* BEGIN Source records *

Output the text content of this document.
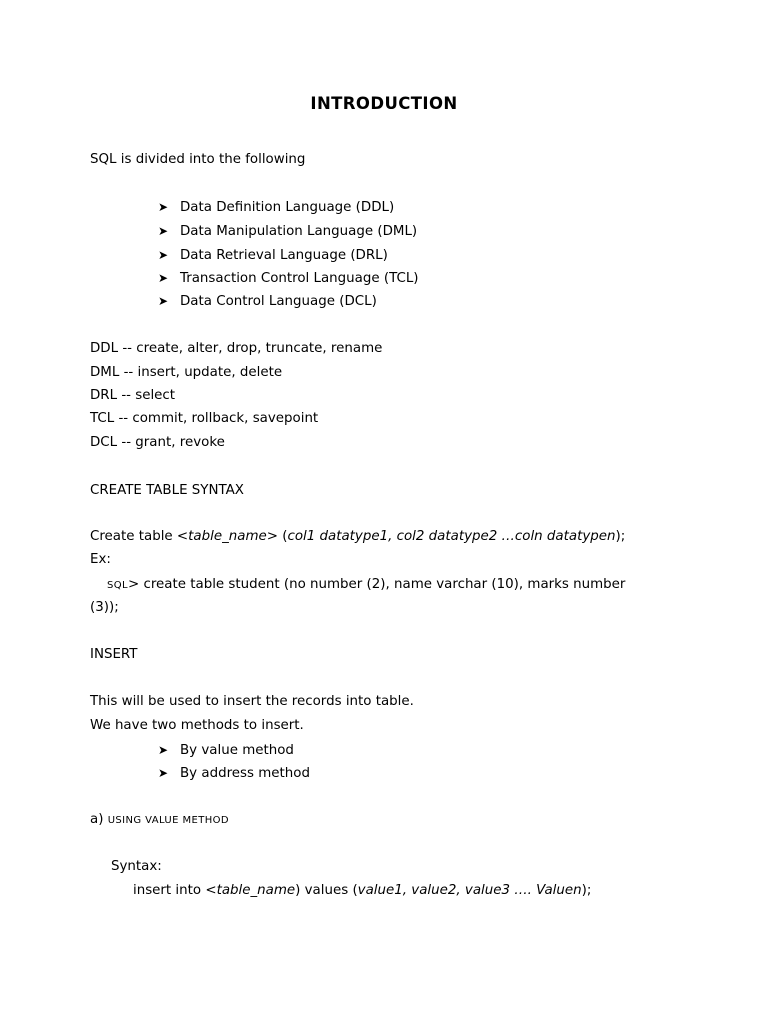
INTRODUCTION
SQL is divided into the following
➤ Data Definition Language (DDL)
➤ Data Manipulation Language (DML)
➤ Data Retrieval Language (DRL)
➤ Transaction Control Language (TCL)
➤ Data Control Language (DCL)
DDL -- create, alter, drop, truncate, rename
DML -- insert, update, delete
DRL -- select
TCL -- commit, rollback, savepoint
DCL -- grant, revoke
CREATE TABLE SYNTAX
Create table <table_name> (col1 datatype1, col2 datatype2 …coln datatypen);
Ex:
SQL> create table student (no number (2), name varchar (10), marks number
(3));
INSERT
This will be used to insert the records into table.
We have two methods to insert.
➤ By value method
➤ By address method
a) USING VALUE METHOD
Syntax:
insert into <table_name) values (value1, value2, value3 …. Valuen);
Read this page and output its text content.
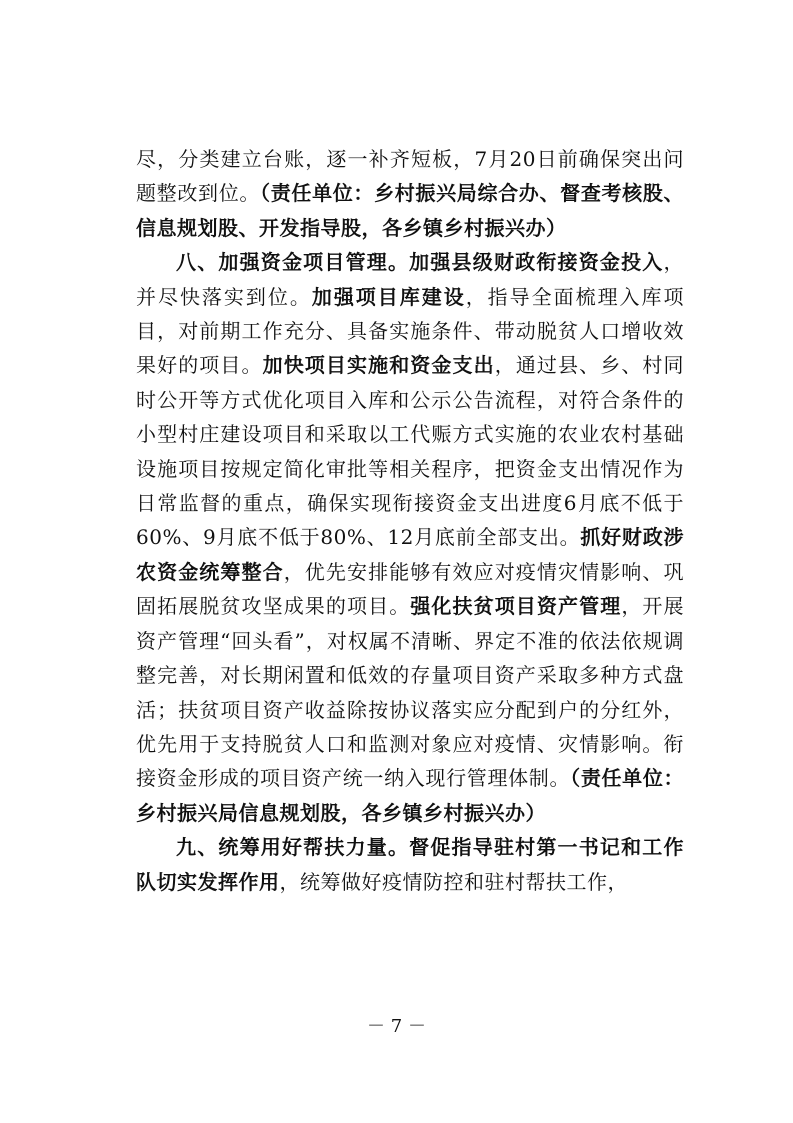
尽，分类建立台账，逐一补齐短板，7月20日前确保突出问题整改到位。（责任单位：乡村振兴局综合办、督查考核股、信息规划股、开发指导股，各乡镇乡村振兴办）

八、加强资金项目管理。加强县级财政衔接资金投入，并尽快落实到位。加强项目库建设，指导全面梳理入库项目，对前期工作充分、具备实施条件、带动脱贫人口增收效果好的项目。加快项目实施和资金支出，通过县、乡、村同时公开等方式优化项目入库和公示公告流程，对符合条件的小型村庄建设项目和采取以工代赈方式实施的农业农村基础设施项目按规定简化审批等相关程序，把资金支出情况作为日常监督的重点，确保实现衔接资金支出进度6月底不低于60%、9月底不低于80%、12月底前全部支出。抓好财政涉农资金统筹整合，优先安排能够有效应对疫情灾情影响、巩固拓展脱贫攻坚成果的项目。强化扶贫项目资产管理，开展资产管理“回头看”，对权属不清晰、界定不准的依法依规调整完善，对长期闲置和低效的存量项目资产采取多种方式盘活；扶贫项目资产收益除按协议落实应分配到户的分红外，优先用于支持脱贫人口和监测对象应对疫情、灾情影响。衔接资金形成的项目资产统一纳入现行管理体制。（责任单位：乡村振兴局信息规划股，各乡镇乡村振兴办）

九、统筹用好帮扶力量。督促指导驻村第一书记和工作队切实发挥作用，统筹做好疫情防控和驻村帮扶工作，

－ 7 －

* END Source records *

Directive — Take the listing above and restate it word for word, without its pictures.

Solution to the problem —
Output the text content of this document.
INTRODUCTION
SQL is divided into the following
➤ Data Definition Language (DDL)
➤ Data Manipulation Language (DML)
➤ Data Retrieval Language (DRL)
➤ Transaction Control Language (TCL)
➤ Data Control Language (DCL)
DDL -- create, alter, drop, truncate, rename
DML -- insert, update, delete
DRL -- select
TCL -- commit, rollback, savepoint
DCL -- grant, revoke
CREATE TABLE SYNTAX
Create table <table_name> (col1 datatype1, col2 datatype2 …coln datatypen);
Ex:
SQL> create table student (no number (2), name varchar (10), marks number
(3));
INSERT
This will be used to insert the records into table.
We have two methods to insert.
➤ By value method
➤ By address method
a) USING VALUE METHOD
Syntax:
insert into <table_name) values (value1, value2, value3 …. Valuen);
Read this page and output its text content.
尽，分类建立台账，逐一补齐短板，7月20日前确保突出问题整改到位。（责任单位：乡村振兴局综合办、督查考核股、信息规划股、开发指导股，各乡镇乡村振兴办）

八、加强资金项目管理。加强县级财政衔接资金投入，并尽快落实到位。加强项目库建设，指导全面梳理入库项目，对前期工作充分、具备实施条件、带动脱贫人口增收效果好的项目。加快项目实施和资金支出，通过县、乡、村同时公开等方式优化项目入库和公示公告流程，对符合条件的小型村庄建设项目和采取以工代赈方式实施的农业农村基础设施项目按规定简化审批等相关程序，把资金支出情况作为日常监督的重点，确保实现衔接资金支出进度6月底不低于60%、9月底不低于80%、12月底前全部支出。抓好财政涉农资金统筹整合，优先安排能够有效应对疫情灾情影响、巩固拓展脱贫攻坚成果的项目。强化扶贫项目资产管理，开展资产管理“回头看”，对权属不清晰、界定不准的依法依规调整完善，对长期闲置和低效的存量项目资产采取多种方式盘活；扶贫项目资产收益除按协议落实应分配到户的分红外，优先用于支持脱贫人口和监测对象应对疫情、灾情影响。衔接资金形成的项目资产统一纳入现行管理体制。（责任单位：乡村振兴局信息规划股，各乡镇乡村振兴办）

九、统筹用好帮扶力量。督促指导驻村第一书记和工作队切实发挥作用，统筹做好疫情防控和驻村帮扶工作，

－ 7 －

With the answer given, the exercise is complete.